# Text segment:
According to Laurie A. Williams and Robert R. Kessler, in their book, ‘All I Really Need to Know about Pair Programming I Learned in Kindergarten’, it is well explained of how to nurture the skills that we all have learnt in Kindergarten to establish team cohesion, in general and pair programming in particular.

The transition and on-going success as a pair programmer often involves practicing everyday civility.

The following sections are an excerpt of this publication that help you in becoming effective pair programmers.

Kindergarten lessons

In Kindergarten, we have learnt the following −

  • Share everything

  • Play fair

  • Do not hit people

  • Put things back where you found them

  • Clean up your own mess

  • Do not take things that are not yours

  • Say you are sorry when you hurt somebody

  • Wash your hands before you eat

  • Flush

  • Warm cookies and cold milk are good for you

  • Live a balanced life – learn some and think some and draw and paint and sing and dance and play and work every day some

  • Take a nap every afternoon

  • When you go out into the world, watch out for traffic, hold hands and stick together

  • Be aware of wonder

Next, we look at the principles of Pair Programming in the context of the above given teachings.

Share everything

In pair programming,

  • Two Programmers sit together and jointly produce one artifact (design, algorithm, code, etc.)

  • One person is typing or writing, the other is continually reviewing the work. Both

    • Are equal participants in the process

    • Responsible for every aspect of the artifact

    • Own everything

Play fair

In pair programming,

  • One person drives, i.e. has control of the keyboard or is recording design ideas, while the other is continuously reviewing the work.

  • They switch these roles periodically, even when one of them is significantly more experienced than the other, to ensure equal participation.

  • While the person who is driving is thinking about implementation, the other continuously reviews code, thinks about a possible simpler design that is possible, how the current development fits in the overall system as of date.

# Exercise requirements:
a - According to the pair programming text, why do partners switch roles periodically even when one is much more experienced?
b - Pick up the text on pair programming and kindergarten lessons right after its final sentence and keep writing.

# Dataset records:
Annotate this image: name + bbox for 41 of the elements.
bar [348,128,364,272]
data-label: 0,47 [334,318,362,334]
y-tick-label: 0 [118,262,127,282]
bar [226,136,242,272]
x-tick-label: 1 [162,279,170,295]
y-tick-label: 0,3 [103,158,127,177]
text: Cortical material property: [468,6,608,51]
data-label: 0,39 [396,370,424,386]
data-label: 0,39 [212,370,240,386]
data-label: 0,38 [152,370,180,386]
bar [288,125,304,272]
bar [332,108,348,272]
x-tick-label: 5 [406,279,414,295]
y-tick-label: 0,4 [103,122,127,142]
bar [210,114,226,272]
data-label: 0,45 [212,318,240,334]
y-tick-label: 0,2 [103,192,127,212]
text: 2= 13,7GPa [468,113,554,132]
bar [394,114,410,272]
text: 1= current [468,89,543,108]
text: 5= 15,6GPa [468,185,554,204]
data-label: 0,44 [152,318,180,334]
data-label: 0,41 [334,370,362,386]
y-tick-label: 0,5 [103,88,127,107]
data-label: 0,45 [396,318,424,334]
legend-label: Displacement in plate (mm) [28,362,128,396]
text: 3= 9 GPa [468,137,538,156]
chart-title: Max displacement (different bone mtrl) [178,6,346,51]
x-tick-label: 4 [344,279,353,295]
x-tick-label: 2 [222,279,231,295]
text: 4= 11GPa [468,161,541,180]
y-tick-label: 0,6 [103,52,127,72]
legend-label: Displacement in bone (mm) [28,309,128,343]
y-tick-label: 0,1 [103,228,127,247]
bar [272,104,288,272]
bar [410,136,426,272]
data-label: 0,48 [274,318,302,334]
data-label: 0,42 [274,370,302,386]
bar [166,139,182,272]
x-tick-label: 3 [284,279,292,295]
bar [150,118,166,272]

# Answers for the exercise:
a - To ensure equal participation.

b -
Do not hit your partner

In pair programming,

  • Ensure that your partner stays focused and on-task.

  • You stay focused and on-task.

  • Ensure your partner follows the prescribed coding standards and thus maintains the commitment to the rest of the team.

In the pair programming survey, it is found that tremendous productivity gains and quality improvements are realized. This is because −

  • Each one keeps their partner focused and on-task with no possibility of slack off.

  • Each artifact is reviewed continuously as it is being produced ensuring quality.

Put things back where they belong

In Pair Programming,

  • You need to believe in your skills and your partner’s skills as well. Any negative thoughts in this aspect are to be put in trash can.

  • You have to be sure that you express what you know and are open to learn from your partner when required. You can learn from your partner by observing him or taking his feedback instantly.

  • You need to have the confidence that −

    • Wherever there is a possibility of lagging, you can immediately pick up from your partner.

    • Together as a pair, you can solve problems that you could not solve alone.

    • You can help improve each other’s skills.

Clean up your mess

In Pair Programming, with the ‘watch over the shoulder’ technique,

  • You will find that it is amazing to know how many obvious but unnoticed defects are noticed by your partner.

  • You can remove these defects without the natural animosity that might develop in a formal inspection meeting.

  • Characterizing defect prevention and defect removal efficiency.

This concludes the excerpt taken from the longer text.